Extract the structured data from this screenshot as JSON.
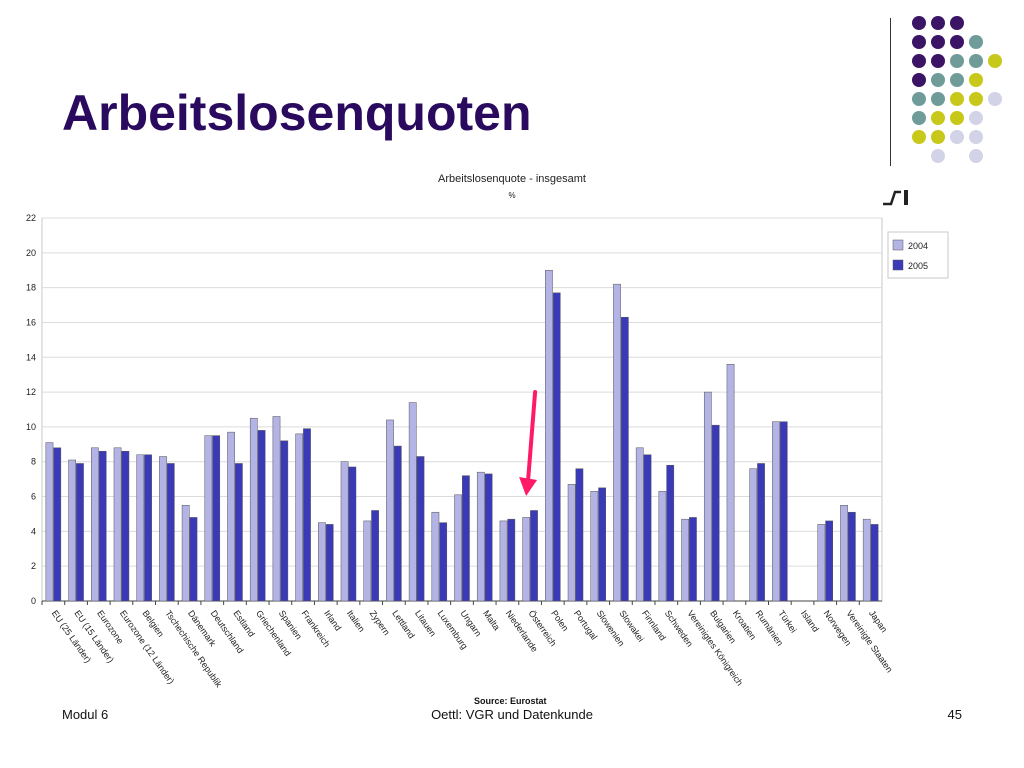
{
  "slide": {
    "title": "Arbeitslosenquoten",
    "footer_left": "Modul 6",
    "footer_center": "Oettl: VGR und Datenkunde",
    "footer_right": "45",
    "decor_colors": {
      "purple": "#3b1466",
      "teal": "#6f9c99",
      "yellow": "#c8c81a",
      "lavender": "#d3d3e8"
    }
  },
  "chart_data": {
    "type": "bar",
    "title": "Arbeitslosenquote - insgesamt",
    "subtitle": "%",
    "source": "Source: Eurostat",
    "ylim": [
      0,
      22
    ],
    "yticks": [
      0,
      2,
      4,
      6,
      8,
      10,
      12,
      14,
      16,
      18,
      20,
      22
    ],
    "grid": true,
    "legend_position": "right",
    "categories": [
      "EU (25 Länder)",
      "EU (15 Länder)",
      "Eurozone",
      "Eurozone (12 Länder)",
      "Belgien",
      "Tschechische Republik",
      "Dänemark",
      "Deutschland",
      "Estland",
      "Griechenland",
      "Spanien",
      "Frankreich",
      "Irland",
      "Italien",
      "Zypern",
      "Lettland",
      "Litauen",
      "Luxemburg",
      "Ungarn",
      "Malta",
      "Niederlande",
      "Österreich",
      "Polen",
      "Portugal",
      "Slowenien",
      "Slowakei",
      "Finnland",
      "Schweden",
      "Vereinigtes Königreich",
      "Bulgarien",
      "Kroatien",
      "Rumänien",
      "Türkei",
      "Island",
      "Norwegen",
      "Vereinigte Staaten",
      "Japan"
    ],
    "series": [
      {
        "name": "2004",
        "color": "#b3b3e6",
        "values": [
          9.1,
          8.1,
          8.8,
          8.8,
          8.4,
          8.3,
          5.5,
          9.5,
          9.7,
          10.5,
          10.6,
          9.6,
          4.5,
          8.0,
          4.6,
          10.4,
          11.4,
          5.1,
          6.1,
          7.4,
          4.6,
          4.8,
          19.0,
          6.7,
          6.3,
          18.2,
          8.8,
          6.3,
          4.7,
          12.0,
          13.6,
          7.6,
          10.3,
          null,
          4.4,
          5.5,
          4.7
        ]
      },
      {
        "name": "2005",
        "color": "#3a3ab8",
        "values": [
          8.8,
          7.9,
          8.6,
          8.6,
          8.4,
          7.9,
          4.8,
          9.5,
          7.9,
          9.8,
          9.2,
          9.9,
          4.4,
          7.7,
          5.2,
          8.9,
          8.3,
          4.5,
          7.2,
          7.3,
          4.7,
          5.2,
          17.7,
          7.6,
          6.5,
          16.3,
          8.4,
          7.8,
          4.8,
          10.1,
          null,
          7.9,
          10.3,
          null,
          4.6,
          5.1,
          4.4
        ]
      }
    ],
    "highlight_category": "Österreich",
    "highlight_color": "#ff1a66"
  }
}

○ ○ ○ ○

* _EXERCISE_
State the number of lines holding the word "Länder" in the listing. Add nothing else.

* _EXERCISE OUTPUT_
3